S.B. Civil Writ No. 11755/2017
Smt.Rami Devi

Narayani Ors.


For Petitioner(s) : Mr. Abhinav Jain.
For Respondent(s) : Mr. Ajay Goswami.


The matter today comes up on an application for early

hearing of the writ petition.

With the consent of learned counsel for the parties, the

application is allowed and the writ petition is being heard and

decided today itself.

Through this writ petition under Article 227 of the

Constitution of India, the petitioner Smt.Rami Devi being the

plaintiff before the trial court, has approached this Court for

assailing the order dated 8.9.2017 passed by the Additional

District Judge No.1, Chittorgarh in Civil Case No.75/2011 whereby,

the application filed by the applicant Ratanlal under Order 1 Rule

10(2) read with Section 151 C.P.C. claiming himself to be the

adopted son of the defendant late Shri Nanda, was accepted.

The petitioner filed the suit for specific performance of

contract in the trial court claiming that the defendants Nanda,

Narayani and Anachhi entered into an agreement dated 16.5.2002

to sell 0.55 hectare of their agricultural land to the plaintiff. Nanda

passed away during pendency of the said suit on which, the

plaintiff moved an application under Order 22 Rule 4 C.P.C.

(2 of 4) [CW-11755/2017]

claiming that Nanda had three sisters as his legal representatives

of which, Jhamku had passed away. The other two sisters

Narayani and Anachhi were already defendants in the suit and

thus, a prayer was made in the application to delete the name of

Nanda from the array of defendants. While the suit was

proceeding, Shri Ratanlal respondent moved an application under

Order 1 Rule 10(2) C.P.C. read with Section 151 C.P.C. with a

prayer for being impleaded as a defendant in capacity of the legal

heir of Shri Nanda claiming that Nanda had adopted the applicant

in his lifetime. The said application came to be accepted by the

trial court by order dated 8.9.2017 which is assailed by the

petitioner in this writ petition under Article 227 of the Constitution

of India.

Shri Abhinav Jain, learned counsel representing the

petitioner vehemently and fervently urges that the impugned

order is grossly illegal, arbitrary and perverse. The claim of the

applicant that he was the adopted son of the deceased defendant

Nanda, was absolutely false and cooked up. The pleadings of the

application in reference to the age of the applicant makes it clear

that the applicant was more than 15 years of age at the time of

his alleged adoption and thus, he could not have been lawfully

adopted. No evidence was placed on record of the trial court to

establish that the mandatory ceremonies and functions warranted

by Section 14 of the Hindu Adoption and Maintenance Act were

followed when the applicant was adopted by Nanda and thus, the

applicant could not have been impleaded as a party defendant in

the suit in the capacity of legal heir of Nanda. He further urges

that by allowing impleadment of Ratanlal, the nature of the suit

would be changed and the petitioner being the dominus litis, has a
(3 of 4) [CW-11755/2017]

right to oppose such prayer. He also relied upon a certificate

issued by the Sarpanch of the Gram Panchayat wherein, it is

mentioned that Nanda died issueless. He further submits that

while passing the order, the trial court failed to consider the

important aspect, as to whether Ratanlal is a necessary or proper

party in the suit and without adjudicating this question, the

impleadment application has been mechanically allowed by the

impugned order which, as per Shri Jain, suffers from gross

illegality, arbitrariness and perversity. On these grounds, he

implored the Court to exercise its supervisory writ jurisdiction and

quash the impugned order.

★ ★ ★ ★ ★ ★ ★

In the court order, on what date was the agreement to sell the agricultural land to the plaintiff made?

Dataset excerpt:

★ ★ ★ ★ ★ ★ ★

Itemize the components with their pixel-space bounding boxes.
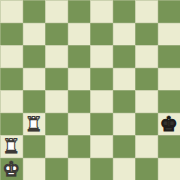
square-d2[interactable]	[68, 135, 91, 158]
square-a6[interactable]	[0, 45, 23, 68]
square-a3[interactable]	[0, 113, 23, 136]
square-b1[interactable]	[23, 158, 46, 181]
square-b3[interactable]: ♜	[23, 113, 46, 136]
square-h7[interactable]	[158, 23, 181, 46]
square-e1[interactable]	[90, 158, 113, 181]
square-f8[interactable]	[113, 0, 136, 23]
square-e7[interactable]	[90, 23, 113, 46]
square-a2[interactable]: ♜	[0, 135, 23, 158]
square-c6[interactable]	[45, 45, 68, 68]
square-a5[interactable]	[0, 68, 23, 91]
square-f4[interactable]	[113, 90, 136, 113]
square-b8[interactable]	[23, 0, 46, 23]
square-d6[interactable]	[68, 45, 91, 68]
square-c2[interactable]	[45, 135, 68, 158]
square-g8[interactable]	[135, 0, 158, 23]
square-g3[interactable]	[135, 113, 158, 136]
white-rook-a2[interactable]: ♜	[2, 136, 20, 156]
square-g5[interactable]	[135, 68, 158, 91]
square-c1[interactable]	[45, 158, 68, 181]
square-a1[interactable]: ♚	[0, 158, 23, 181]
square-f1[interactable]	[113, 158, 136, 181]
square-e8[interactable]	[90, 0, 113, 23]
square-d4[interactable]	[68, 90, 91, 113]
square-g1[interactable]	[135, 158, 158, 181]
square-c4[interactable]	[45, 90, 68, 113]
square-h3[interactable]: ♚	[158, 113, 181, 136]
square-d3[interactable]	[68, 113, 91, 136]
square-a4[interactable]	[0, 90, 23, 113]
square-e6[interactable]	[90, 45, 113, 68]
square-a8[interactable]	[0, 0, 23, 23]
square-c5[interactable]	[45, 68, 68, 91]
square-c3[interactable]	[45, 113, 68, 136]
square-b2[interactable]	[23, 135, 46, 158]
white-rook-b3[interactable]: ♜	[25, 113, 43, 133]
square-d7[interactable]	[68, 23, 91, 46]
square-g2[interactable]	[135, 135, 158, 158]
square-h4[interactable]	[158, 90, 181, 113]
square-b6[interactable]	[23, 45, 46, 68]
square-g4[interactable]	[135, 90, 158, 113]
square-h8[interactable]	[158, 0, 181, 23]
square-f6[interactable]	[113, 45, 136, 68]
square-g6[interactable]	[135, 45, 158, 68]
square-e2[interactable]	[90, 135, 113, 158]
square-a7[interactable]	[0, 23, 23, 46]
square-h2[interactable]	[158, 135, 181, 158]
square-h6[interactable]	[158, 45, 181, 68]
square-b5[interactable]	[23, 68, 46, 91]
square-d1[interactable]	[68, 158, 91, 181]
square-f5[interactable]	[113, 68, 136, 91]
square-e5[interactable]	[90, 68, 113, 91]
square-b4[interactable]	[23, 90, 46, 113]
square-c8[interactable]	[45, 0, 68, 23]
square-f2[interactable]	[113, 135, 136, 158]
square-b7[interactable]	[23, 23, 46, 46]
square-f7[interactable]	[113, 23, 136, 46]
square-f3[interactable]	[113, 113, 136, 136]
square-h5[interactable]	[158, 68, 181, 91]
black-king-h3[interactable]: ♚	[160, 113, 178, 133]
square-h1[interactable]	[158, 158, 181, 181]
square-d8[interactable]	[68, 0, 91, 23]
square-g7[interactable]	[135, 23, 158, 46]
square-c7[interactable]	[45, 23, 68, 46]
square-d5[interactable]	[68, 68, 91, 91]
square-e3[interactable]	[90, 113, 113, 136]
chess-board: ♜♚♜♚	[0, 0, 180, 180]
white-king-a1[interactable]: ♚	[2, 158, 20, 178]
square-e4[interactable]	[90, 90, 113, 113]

★ ★ ★ ★ ★ ★ ★

## Written reply
16.5.2002